The records below are split into lines. How many of those lines contain the string "Storage"? Reply with the number only.
* * * * * * *
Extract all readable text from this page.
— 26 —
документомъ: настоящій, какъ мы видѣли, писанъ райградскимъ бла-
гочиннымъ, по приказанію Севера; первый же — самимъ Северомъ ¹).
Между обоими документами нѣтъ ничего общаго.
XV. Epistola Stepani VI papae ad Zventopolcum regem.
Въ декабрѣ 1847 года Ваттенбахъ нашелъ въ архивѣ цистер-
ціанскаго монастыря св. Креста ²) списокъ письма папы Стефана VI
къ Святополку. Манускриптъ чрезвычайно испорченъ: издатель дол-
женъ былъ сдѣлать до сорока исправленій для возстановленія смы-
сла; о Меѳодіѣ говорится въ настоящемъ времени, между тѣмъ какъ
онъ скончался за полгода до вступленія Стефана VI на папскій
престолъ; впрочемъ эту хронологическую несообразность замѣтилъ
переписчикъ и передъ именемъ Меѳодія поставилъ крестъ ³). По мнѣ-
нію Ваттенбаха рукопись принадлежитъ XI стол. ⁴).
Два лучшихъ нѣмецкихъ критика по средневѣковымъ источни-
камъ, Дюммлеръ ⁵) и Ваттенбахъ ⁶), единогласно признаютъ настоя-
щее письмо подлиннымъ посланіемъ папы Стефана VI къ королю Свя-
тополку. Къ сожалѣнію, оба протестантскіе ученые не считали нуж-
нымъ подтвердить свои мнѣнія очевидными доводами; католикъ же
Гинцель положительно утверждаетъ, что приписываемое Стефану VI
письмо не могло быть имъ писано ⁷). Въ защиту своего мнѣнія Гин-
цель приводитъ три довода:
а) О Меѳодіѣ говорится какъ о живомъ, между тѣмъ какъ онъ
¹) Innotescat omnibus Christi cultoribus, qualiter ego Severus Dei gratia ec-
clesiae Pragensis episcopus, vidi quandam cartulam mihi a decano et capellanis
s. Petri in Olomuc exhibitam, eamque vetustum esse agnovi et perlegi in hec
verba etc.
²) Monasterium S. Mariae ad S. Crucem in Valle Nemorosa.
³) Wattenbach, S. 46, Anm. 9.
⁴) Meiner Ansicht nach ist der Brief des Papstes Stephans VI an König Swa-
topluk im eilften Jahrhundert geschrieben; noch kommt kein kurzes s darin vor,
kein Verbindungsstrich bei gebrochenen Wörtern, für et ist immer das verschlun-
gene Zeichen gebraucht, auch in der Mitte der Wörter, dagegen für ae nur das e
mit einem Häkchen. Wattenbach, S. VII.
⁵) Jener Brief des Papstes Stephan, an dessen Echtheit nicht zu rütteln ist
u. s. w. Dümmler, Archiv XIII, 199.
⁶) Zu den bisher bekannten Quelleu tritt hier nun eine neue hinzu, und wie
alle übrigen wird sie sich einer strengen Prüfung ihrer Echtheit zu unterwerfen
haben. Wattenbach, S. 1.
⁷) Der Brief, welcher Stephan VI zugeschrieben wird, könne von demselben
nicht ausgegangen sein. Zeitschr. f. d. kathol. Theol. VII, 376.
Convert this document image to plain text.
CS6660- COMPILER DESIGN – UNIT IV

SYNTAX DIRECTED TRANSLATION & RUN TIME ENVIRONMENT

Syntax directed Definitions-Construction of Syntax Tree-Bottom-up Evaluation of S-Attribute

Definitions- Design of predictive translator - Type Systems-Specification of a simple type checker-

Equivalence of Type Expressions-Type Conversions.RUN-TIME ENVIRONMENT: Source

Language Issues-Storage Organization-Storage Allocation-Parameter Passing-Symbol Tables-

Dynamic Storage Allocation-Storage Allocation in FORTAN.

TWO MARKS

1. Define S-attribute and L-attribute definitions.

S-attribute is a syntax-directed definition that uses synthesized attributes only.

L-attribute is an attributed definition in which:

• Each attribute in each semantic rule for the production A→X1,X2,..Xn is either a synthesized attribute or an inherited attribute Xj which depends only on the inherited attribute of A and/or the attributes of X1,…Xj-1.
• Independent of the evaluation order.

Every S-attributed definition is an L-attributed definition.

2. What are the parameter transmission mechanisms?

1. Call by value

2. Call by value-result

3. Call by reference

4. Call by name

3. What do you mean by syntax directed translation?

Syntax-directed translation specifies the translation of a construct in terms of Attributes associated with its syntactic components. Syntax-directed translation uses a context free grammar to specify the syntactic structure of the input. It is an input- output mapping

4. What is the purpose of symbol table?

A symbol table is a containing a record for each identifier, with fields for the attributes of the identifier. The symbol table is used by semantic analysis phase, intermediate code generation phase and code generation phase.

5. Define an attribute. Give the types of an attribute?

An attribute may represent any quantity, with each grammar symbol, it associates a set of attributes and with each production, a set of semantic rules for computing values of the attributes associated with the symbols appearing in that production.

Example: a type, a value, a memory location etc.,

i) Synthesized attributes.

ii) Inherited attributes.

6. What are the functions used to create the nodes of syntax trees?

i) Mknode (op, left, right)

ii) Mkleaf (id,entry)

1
* * * * * * *
Answer to the problem -> 2